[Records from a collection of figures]

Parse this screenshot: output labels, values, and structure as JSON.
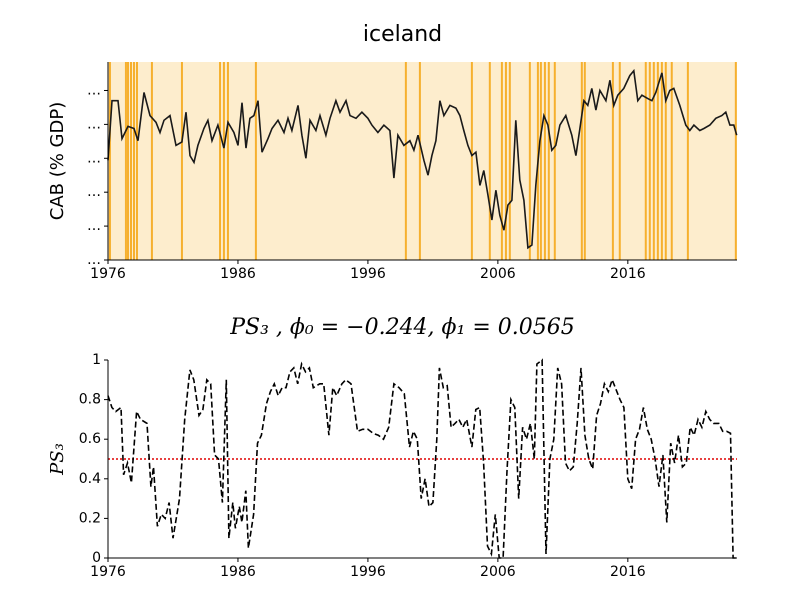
{
  "chart_data": [
    {
      "type": "line",
      "title": "iceland",
      "ylabel": "CAB (% GDP)",
      "color": "#1a1a1a",
      "line_style": "solid",
      "background": "#fdedcd",
      "x": [
        1976.0,
        1976.31,
        1976.77,
        1977.08,
        1977.54,
        1978.0,
        1978.31,
        1978.77,
        1979.23,
        1979.69,
        1980.0,
        1980.31,
        1980.77,
        1981.23,
        1981.69,
        1982.0,
        1982.31,
        1982.62,
        1982.92,
        1983.38,
        1983.69,
        1984.0,
        1984.46,
        1984.92,
        1985.23,
        1985.69,
        1986.0,
        1986.31,
        1986.62,
        1986.92,
        1987.23,
        1987.54,
        1987.85,
        1988.31,
        1988.62,
        1989.08,
        1989.54,
        1989.85,
        1990.15,
        1990.62,
        1990.92,
        1991.23,
        1991.54,
        1992.0,
        1992.31,
        1992.77,
        1993.08,
        1993.54,
        1993.85,
        1994.31,
        1994.62,
        1995.08,
        1995.54,
        1996.0,
        1996.31,
        1996.77,
        1997.23,
        1997.69,
        1998.0,
        1998.31,
        1998.77,
        1999.23,
        1999.54,
        1999.85,
        2000.31,
        2000.62,
        2000.92,
        2001.23,
        2001.54,
        2001.85,
        2002.31,
        2002.77,
        2003.08,
        2003.38,
        2003.69,
        2004.0,
        2004.31,
        2004.62,
        2004.92,
        2005.23,
        2005.54,
        2005.85,
        2006.15,
        2006.46,
        2006.77,
        2007.08,
        2007.38,
        2007.69,
        2008.0,
        2008.31,
        2008.62,
        2008.92,
        2009.23,
        2009.54,
        2009.85,
        2010.15,
        2010.46,
        2010.77,
        2011.23,
        2011.69,
        2012.0,
        2012.31,
        2012.62,
        2012.92,
        2013.23,
        2013.54,
        2013.85,
        2014.31,
        2014.62,
        2014.92,
        2015.23,
        2015.69,
        2016.15,
        2016.46,
        2016.77,
        2017.08,
        2017.54,
        2017.85,
        2018.15,
        2018.62,
        2018.92,
        2019.23,
        2019.54,
        2020.0,
        2020.46,
        2020.77,
        2021.08,
        2021.54,
        2021.85,
        2022.31,
        2022.77,
        2023.23,
        2023.54,
        2023.85,
        2024.15,
        2024.38
      ],
      "values": [
        -10.3,
        -1.5,
        -1.5,
        -7.1,
        -5.3,
        -5.6,
        -7.4,
        -0.3,
        -3.7,
        -4.7,
        -6.2,
        -4.4,
        -3.7,
        -8.1,
        -7.6,
        -3.2,
        -9.6,
        -10.6,
        -8.1,
        -5.6,
        -4.4,
        -7.4,
        -5.1,
        -8.5,
        -4.7,
        -6.2,
        -8.1,
        -1.8,
        -8.5,
        -4.1,
        -3.7,
        -1.5,
        -9.1,
        -7.1,
        -5.6,
        -4.4,
        -6.2,
        -4.1,
        -5.9,
        -2.2,
        -6.6,
        -10.0,
        -4.4,
        -5.9,
        -3.7,
        -6.6,
        -4.1,
        -1.5,
        -3.2,
        -1.5,
        -3.7,
        -4.1,
        -3.2,
        -4.1,
        -5.1,
        -6.2,
        -5.1,
        -5.9,
        -12.9,
        -6.6,
        -8.1,
        -7.4,
        -8.8,
        -6.6,
        -10.3,
        -12.5,
        -9.6,
        -7.4,
        -1.5,
        -3.7,
        -2.2,
        -2.6,
        -3.7,
        -5.9,
        -8.1,
        -9.6,
        -9.1,
        -14.0,
        -11.8,
        -15.4,
        -19.1,
        -14.7,
        -18.4,
        -20.6,
        -16.9,
        -16.2,
        -4.4,
        -13.2,
        -16.2,
        -23.2,
        -22.8,
        -14.0,
        -7.4,
        -3.7,
        -5.1,
        -8.8,
        -8.1,
        -5.1,
        -3.7,
        -6.6,
        -9.6,
        -5.6,
        -1.5,
        -2.2,
        0.3,
        -2.9,
        0.0,
        -1.5,
        1.5,
        -2.2,
        -0.7,
        0.3,
        2.2,
        2.9,
        -1.5,
        -0.7,
        -1.2,
        -1.5,
        -0.3,
        2.6,
        -1.5,
        0.0,
        0.3,
        -2.2,
        -5.1,
        -5.9,
        -5.1,
        -5.9,
        -5.6,
        -5.1,
        -4.1,
        -3.7,
        -3.2,
        -5.1,
        -5.1,
        -6.6
      ],
      "vlines": {
        "color": "#f6b02e",
        "x": [
          1976.15,
          1977.38,
          1977.54,
          1977.77,
          1978.0,
          1978.23,
          1979.38,
          1981.69,
          1984.62,
          1984.92,
          1985.23,
          1987.38,
          1998.92,
          2000.0,
          2004.0,
          2005.38,
          2006.31,
          2006.62,
          2006.92,
          2008.46,
          2009.08,
          2009.31,
          2009.62,
          2009.92,
          2010.38,
          2012.46,
          2012.69,
          2014.85,
          2015.38,
          2017.38,
          2017.69,
          2018.0,
          2018.31,
          2018.62,
          2018.92,
          2019.38,
          2020.62,
          2024.31
        ]
      },
      "xlim": [
        1976,
        2024.4
      ],
      "xticks": [
        1976,
        1986,
        1996,
        2006,
        2016
      ],
      "ylim": [
        -25,
        4.2
      ],
      "yticks": [
        {
          "value": -25,
          "label": "…"
        },
        {
          "value": -20,
          "label": "…"
        },
        {
          "value": -15,
          "label": "…"
        },
        {
          "value": -10,
          "label": "…"
        },
        {
          "value": -5,
          "label": "…"
        },
        {
          "value": 0,
          "label": "…"
        }
      ]
    },
    {
      "type": "line",
      "title": "PS₃ , ϕ₀ = −0.244, ϕ₁ = 0.0565",
      "ylabel": "PS₃",
      "color": "#000000",
      "line_style": "dashed",
      "x": [
        1976.0,
        1976.3,
        1976.6,
        1977.0,
        1977.2,
        1977.5,
        1977.8,
        1978.2,
        1978.5,
        1979.0,
        1979.3,
        1979.5,
        1979.8,
        1980.1,
        1980.4,
        1980.7,
        1981.0,
        1981.5,
        1981.9,
        1982.3,
        1982.6,
        1983.0,
        1983.3,
        1983.6,
        1983.9,
        1984.2,
        1984.5,
        1984.8,
        1985.1,
        1985.3,
        1985.6,
        1985.8,
        1986.1,
        1986.3,
        1986.6,
        1986.8,
        1987.2,
        1987.5,
        1987.8,
        1988.2,
        1988.5,
        1988.8,
        1989.1,
        1989.4,
        1989.7,
        1990.0,
        1990.3,
        1990.6,
        1990.9,
        1991.2,
        1991.5,
        1991.8,
        1992.3,
        1992.6,
        1993.0,
        1993.3,
        1993.6,
        1994.0,
        1994.3,
        1994.7,
        1995.2,
        1995.6,
        1996.0,
        1996.4,
        1996.8,
        1997.2,
        1997.6,
        1998.0,
        1998.4,
        1998.8,
        1999.2,
        1999.5,
        1999.8,
        2000.1,
        2000.4,
        2000.7,
        2001.0,
        2001.3,
        2001.5,
        2001.8,
        2002.1,
        2002.4,
        2002.7,
        2003.0,
        2003.3,
        2003.6,
        2004.0,
        2004.3,
        2004.6,
        2004.9,
        2005.2,
        2005.5,
        2005.8,
        2006.1,
        2006.4,
        2006.7,
        2007.0,
        2007.3,
        2007.6,
        2007.9,
        2008.2,
        2008.5,
        2008.8,
        2009.0,
        2009.4,
        2009.7,
        2010.0,
        2010.3,
        2010.6,
        2010.9,
        2011.2,
        2011.5,
        2011.8,
        2012.1,
        2012.4,
        2012.7,
        2013.0,
        2013.3,
        2013.6,
        2013.9,
        2014.2,
        2014.5,
        2014.8,
        2015.1,
        2015.4,
        2015.7,
        2016.0,
        2016.3,
        2016.6,
        2016.9,
        2017.2,
        2017.5,
        2017.8,
        2018.1,
        2018.4,
        2018.7,
        2019.0,
        2019.3,
        2019.6,
        2019.9,
        2020.2,
        2020.5,
        2020.8,
        2021.1,
        2021.4,
        2021.7,
        2022.0,
        2022.3,
        2022.6,
        2023.0,
        2023.3,
        2023.6,
        2023.9,
        2024.1,
        2024.38
      ],
      "values": [
        0.82,
        0.76,
        0.74,
        0.76,
        0.42,
        0.48,
        0.38,
        0.74,
        0.7,
        0.68,
        0.36,
        0.46,
        0.16,
        0.22,
        0.2,
        0.28,
        0.1,
        0.3,
        0.7,
        0.95,
        0.9,
        0.72,
        0.75,
        0.9,
        0.88,
        0.52,
        0.5,
        0.28,
        0.9,
        0.1,
        0.28,
        0.15,
        0.26,
        0.18,
        0.34,
        0.05,
        0.22,
        0.58,
        0.62,
        0.78,
        0.84,
        0.88,
        0.82,
        0.86,
        0.86,
        0.94,
        0.96,
        0.88,
        0.98,
        0.94,
        0.96,
        0.86,
        0.88,
        0.88,
        0.62,
        0.86,
        0.82,
        0.88,
        0.9,
        0.88,
        0.64,
        0.65,
        0.65,
        0.63,
        0.62,
        0.6,
        0.66,
        0.88,
        0.86,
        0.83,
        0.56,
        0.64,
        0.6,
        0.3,
        0.4,
        0.26,
        0.28,
        0.6,
        0.96,
        0.86,
        0.87,
        0.66,
        0.68,
        0.7,
        0.66,
        0.7,
        0.56,
        0.75,
        0.76,
        0.48,
        0.06,
        0.02,
        0.22,
        0.0,
        0.0,
        0.44,
        0.8,
        0.76,
        0.3,
        0.66,
        0.6,
        0.68,
        0.5,
        0.98,
        1.0,
        0.02,
        0.5,
        0.6,
        0.96,
        0.88,
        0.48,
        0.44,
        0.46,
        0.68,
        0.96,
        0.62,
        0.5,
        0.45,
        0.72,
        0.78,
        0.88,
        0.84,
        0.9,
        0.85,
        0.8,
        0.76,
        0.4,
        0.35,
        0.6,
        0.65,
        0.76,
        0.65,
        0.6,
        0.5,
        0.36,
        0.52,
        0.18,
        0.58,
        0.48,
        0.62,
        0.46,
        0.48,
        0.66,
        0.62,
        0.7,
        0.66,
        0.74,
        0.7,
        0.68,
        0.68,
        0.64,
        0.64,
        0.63,
        0.0,
        0.0
      ],
      "hline": {
        "y": 0.5,
        "color": "#e00000"
      },
      "xlim": [
        1976,
        2024.4
      ],
      "xticks": [
        1976,
        1986,
        1996,
        2006,
        2016
      ],
      "ylim": [
        0,
        1
      ],
      "yticks": [
        0,
        {
          "value": 0.2,
          "label": "0.2"
        },
        {
          "value": 0.4,
          "label": "0.4"
        },
        {
          "value": 0.6,
          "label": "0.6"
        },
        {
          "value": 0.8,
          "label": "0.8"
        },
        1
      ]
    }
  ]
}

YOUR OBJECTIVE: State the count of lines that contain the string "color". Nothing else is needed.

ANSWER IN FULL: 4